All the records that follow need to be reproduced exactly. Omit the images.

......

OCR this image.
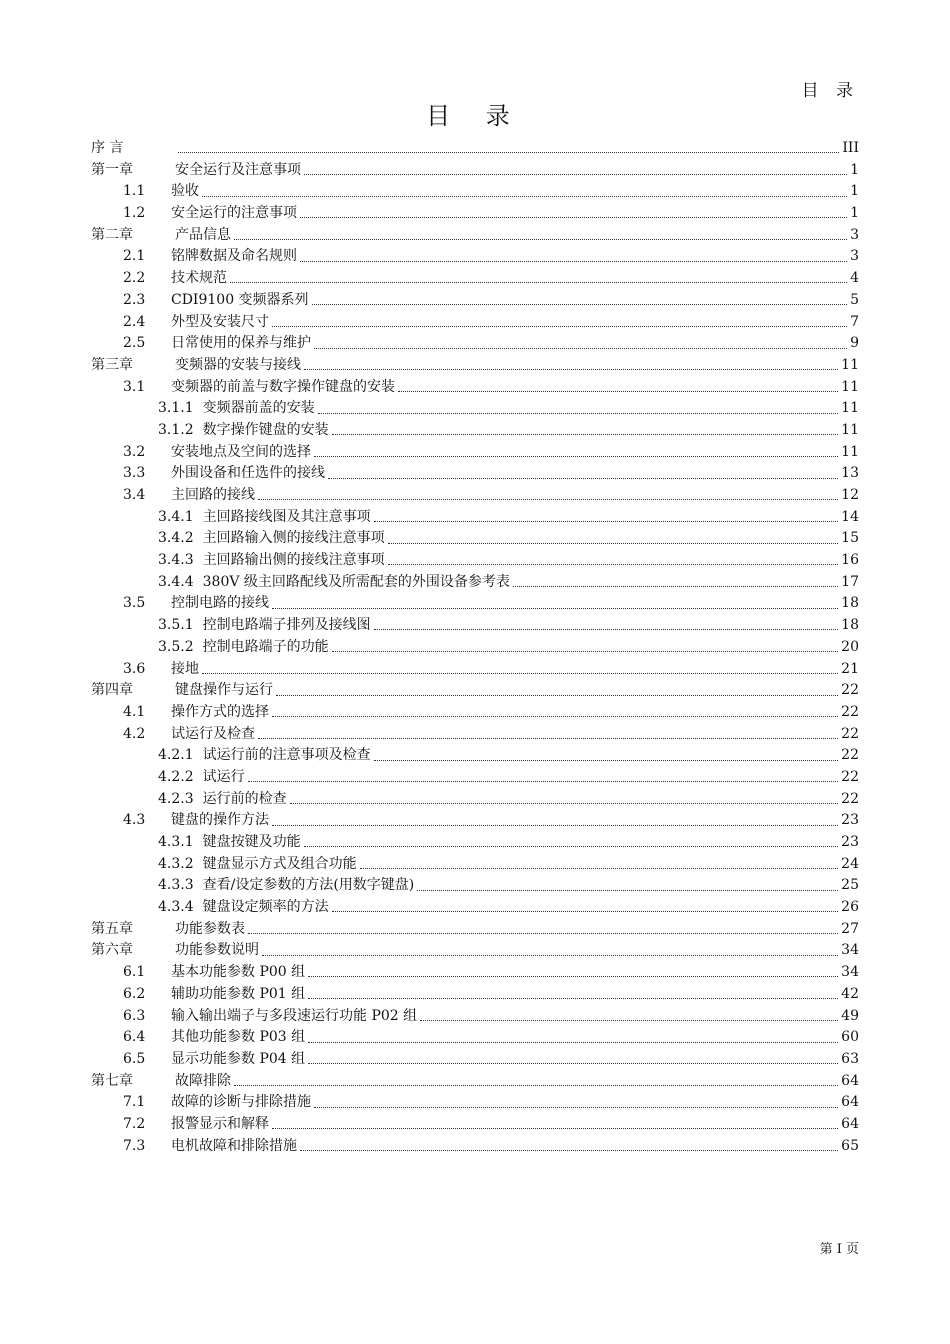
目 录
目 录
序 言	III
第一章	安全运行及注意事项	1
1.1	验收	1
1.2	安全运行的注意事项	1
第二章	产品信息	3
2.1	铭牌数据及命名规则	3
2.2	技术规范	4
2.3	CDI9100 变频器系列	5
2.4	外型及安装尺寸	7
2.5	日常使用的保养与维护	9
第三章	变频器的安装与接线	11
3.1	变频器的前盖与数字操作键盘的安装	11
3.1.1 变频器前盖的安装	11
3.1.2 数字操作键盘的安装	11
3.2	安装地点及空间的选择	11
3.3	外围设备和任选件的接线	13
3.4	主回路的接线	12
3.4.1 主回路接线图及其注意事项	14
3.4.2 主回路输入侧的接线注意事项	15
3.4.3 主回路输出侧的接线注意事项	16
3.4.4 380V 级主回路配线及所需配套的外围设备参考表	17
3.5	控制电路的接线	18
3.5.1 控制电路端子排列及接线图	18
3.5.2 控制电路端子的功能	20
3.6	接地	21
第四章	键盘操作与运行	22
4.1	操作方式的选择	22
4.2	试运行及检查	22
4.2.1 试运行前的注意事项及检查	22
4.2.2 试运行	22
4.2.3 运行前的检查	22
4.3	键盘的操作方法	23
4.3.1 键盘按键及功能	23
4.3.2 键盘显示方式及组合功能	24
4.3.3 查看/设定参数的方法(用数字键盘)	25
4.3.4 键盘设定频率的方法	26
第五章	功能参数表	27
第六章	功能参数说明	34
6.1	基本功能参数 P00 组	34
6.2	辅助功能参数 P01 组	42
6.3	输入输出端子与多段速运行功能 P02 组	49
6.4	其他功能参数 P03 组	60
6.5	显示功能参数 P04 组	63
第七章	故障排除	64
7.1	故障的诊断与排除措施	64
7.2	报警显示和解释	64
7.3	电机故障和排除措施	65
第 I 页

......

**Answer in full:**
OCR this image.
目 录
目 录
序 言	III
第一章	安全运行及注意事项	1
1.1	验收	1
1.2	安全运行的注意事项	1
第二章	产品信息	3
2.1	铭牌数据及命名规则	3
2.2	技术规范	4
2.3	CDI9100 变频器系列	5
2.4	外型及安装尺寸	7
2.5	日常使用的保养与维护	9
第三章	变频器的安装与接线	11
3.1	变频器的前盖与数字操作键盘的安装	11
3.1.1 变频器前盖的安装	11
3.1.2 数字操作键盘的安装	11
3.2	安装地点及空间的选择	11
3.3	外围设备和任选件的接线	13
3.4	主回路的接线	12
3.4.1 主回路接线图及其注意事项	14
3.4.2 主回路输入侧的接线注意事项	15
3.4.3 主回路输出侧的接线注意事项	16
3.4.4 380V 级主回路配线及所需配套的外围设备参考表	17
3.5	控制电路的接线	18
3.5.1 控制电路端子排列及接线图	18
3.5.2 控制电路端子的功能	20
3.6	接地	21
第四章	键盘操作与运行	22
4.1	操作方式的选择	22
4.2	试运行及检查	22
4.2.1 试运行前的注意事项及检查	22
4.2.2 试运行	22
4.2.3 运行前的检查	22
4.3	键盘的操作方法	23
4.3.1 键盘按键及功能	23
4.3.2 键盘显示方式及组合功能	24
4.3.3 查看/设定参数的方法(用数字键盘)	25
4.3.4 键盘设定频率的方法	26
第五章	功能参数表	27
第六章	功能参数说明	34
6.1	基本功能参数 P00 组	34
6.2	辅助功能参数 P01 组	42
6.3	输入输出端子与多段速运行功能 P02 组	49
6.4	其他功能参数 P03 组	60
6.5	显示功能参数 P04 组	63
第七章	故障排除	64
7.1	故障的诊断与排除措施	64
7.2	报警显示和解释	64
7.3	电机故障和排除措施	65
第 I 页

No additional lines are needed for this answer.